Supplied information

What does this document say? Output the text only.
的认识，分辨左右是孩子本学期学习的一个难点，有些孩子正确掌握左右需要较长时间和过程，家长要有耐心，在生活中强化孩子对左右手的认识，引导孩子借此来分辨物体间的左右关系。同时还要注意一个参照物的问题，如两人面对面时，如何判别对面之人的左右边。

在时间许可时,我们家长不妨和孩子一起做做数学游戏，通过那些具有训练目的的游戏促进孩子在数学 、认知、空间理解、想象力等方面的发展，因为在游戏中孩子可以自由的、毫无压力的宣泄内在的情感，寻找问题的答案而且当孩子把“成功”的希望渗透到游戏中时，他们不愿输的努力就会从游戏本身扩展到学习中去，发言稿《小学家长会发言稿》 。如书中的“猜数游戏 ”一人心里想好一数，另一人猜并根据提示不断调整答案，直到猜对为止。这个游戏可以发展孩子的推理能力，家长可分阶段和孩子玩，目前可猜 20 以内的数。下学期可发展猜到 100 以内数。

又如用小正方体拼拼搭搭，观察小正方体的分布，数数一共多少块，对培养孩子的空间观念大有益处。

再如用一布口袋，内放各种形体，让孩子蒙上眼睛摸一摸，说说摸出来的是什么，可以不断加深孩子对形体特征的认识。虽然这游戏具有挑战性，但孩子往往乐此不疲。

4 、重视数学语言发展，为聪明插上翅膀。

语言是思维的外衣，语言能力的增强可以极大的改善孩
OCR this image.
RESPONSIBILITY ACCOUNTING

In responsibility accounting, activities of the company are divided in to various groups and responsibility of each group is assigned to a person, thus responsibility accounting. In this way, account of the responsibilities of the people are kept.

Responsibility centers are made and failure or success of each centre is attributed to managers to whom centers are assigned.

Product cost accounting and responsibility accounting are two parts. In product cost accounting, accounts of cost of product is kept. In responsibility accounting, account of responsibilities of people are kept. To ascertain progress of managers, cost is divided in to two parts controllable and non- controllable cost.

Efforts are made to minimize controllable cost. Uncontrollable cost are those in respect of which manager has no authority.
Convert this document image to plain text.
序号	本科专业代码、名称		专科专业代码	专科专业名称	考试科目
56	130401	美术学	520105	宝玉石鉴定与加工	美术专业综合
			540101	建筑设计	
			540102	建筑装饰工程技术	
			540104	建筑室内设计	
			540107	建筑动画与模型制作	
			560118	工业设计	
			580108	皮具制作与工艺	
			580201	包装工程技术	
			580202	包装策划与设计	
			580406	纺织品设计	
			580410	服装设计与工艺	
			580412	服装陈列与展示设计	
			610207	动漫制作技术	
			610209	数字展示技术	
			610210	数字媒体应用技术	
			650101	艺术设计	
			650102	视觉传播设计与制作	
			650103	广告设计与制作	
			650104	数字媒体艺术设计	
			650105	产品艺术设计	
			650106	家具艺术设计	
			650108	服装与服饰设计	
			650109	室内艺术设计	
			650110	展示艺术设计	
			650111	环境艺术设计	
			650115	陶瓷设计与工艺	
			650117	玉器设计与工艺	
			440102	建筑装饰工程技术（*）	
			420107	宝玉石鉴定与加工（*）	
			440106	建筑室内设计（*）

Instructions for the task
Write out the entries in full, exactly as given.

Worked answer
What does this document say? Output the text only.
的认识，分辨左右是孩子本学期学习的一个难点，有些孩子正确掌握左右需要较长时间和过程，家长要有耐心，在生活中强化孩子对左右手的认识，引导孩子借此来分辨物体间的左右关系。同时还要注意一个参照物的问题，如两人面对面时，如何判别对面之人的左右边。

在时间许可时,我们家长不妨和孩子一起做做数学游戏，通过那些具有训练目的的游戏促进孩子在数学 、认知、空间理解、想象力等方面的发展，因为在游戏中孩子可以自由的、毫无压力的宣泄内在的情感，寻找问题的答案而且当孩子把“成功”的希望渗透到游戏中时，他们不愿输的努力就会从游戏本身扩展到学习中去，发言稿《小学家长会发言稿》 。如书中的“猜数游戏 ”一人心里想好一数，另一人猜并根据提示不断调整答案，直到猜对为止。这个游戏可以发展孩子的推理能力，家长可分阶段和孩子玩，目前可猜 20 以内的数。下学期可发展猜到 100 以内数。

又如用小正方体拼拼搭搭，观察小正方体的分布，数数一共多少块，对培养孩子的空间观念大有益处。

再如用一布口袋，内放各种形体，让孩子蒙上眼睛摸一摸，说说摸出来的是什么，可以不断加深孩子对形体特征的认识。虽然这游戏具有挑战性，但孩子往往乐此不疲。

4 、重视数学语言发展，为聪明插上翅膀。

语言是思维的外衣，语言能力的增强可以极大的改善孩
OCR this image.
RESPONSIBILITY ACCOUNTING

In responsibility accounting, activities of the company are divided in to various groups and responsibility of each group is assigned to a person, thus responsibility accounting. In this way, account of the responsibilities of the people are kept.

Responsibility centers are made and failure or success of each centre is attributed to managers to whom centers are assigned.

Product cost accounting and responsibility accounting are two parts. In product cost accounting, accounts of cost of product is kept. In responsibility accounting, account of responsibilities of people are kept. To ascertain progress of managers, cost is divided in to two parts controllable and non- controllable cost.

Efforts are made to minimize controllable cost. Uncontrollable cost are those in respect of which manager has no authority.
Convert this document image to plain text.
序号	本科专业代码、名称		专科专业代码	专科专业名称	考试科目
56	130401	美术学	520105	宝玉石鉴定与加工	美术专业综合
			540101	建筑设计	
			540102	建筑装饰工程技术	
			540104	建筑室内设计	
			540107	建筑动画与模型制作	
			560118	工业设计	
			580108	皮具制作与工艺	
			580201	包装工程技术	
			580202	包装策划与设计	
			580406	纺织品设计	
			580410	服装设计与工艺	
			580412	服装陈列与展示设计	
			610207	动漫制作技术	
			610209	数字展示技术	
			610210	数字媒体应用技术	
			650101	艺术设计	
			650102	视觉传播设计与制作	
			650103	广告设计与制作	
			650104	数字媒体艺术设计	
			650105	产品艺术设计	
			650106	家具艺术设计	
			650108	服装与服饰设计	
			650109	室内艺术设计	
			650110	展示艺术设计	
			650111	环境艺术设计	
			650115	陶瓷设计与工艺	
			650117	玉器设计与工艺	
			440102	建筑装饰工程技术（*）	
			420107	宝玉石鉴定与加工（*）	
			440106	建筑室内设计（*）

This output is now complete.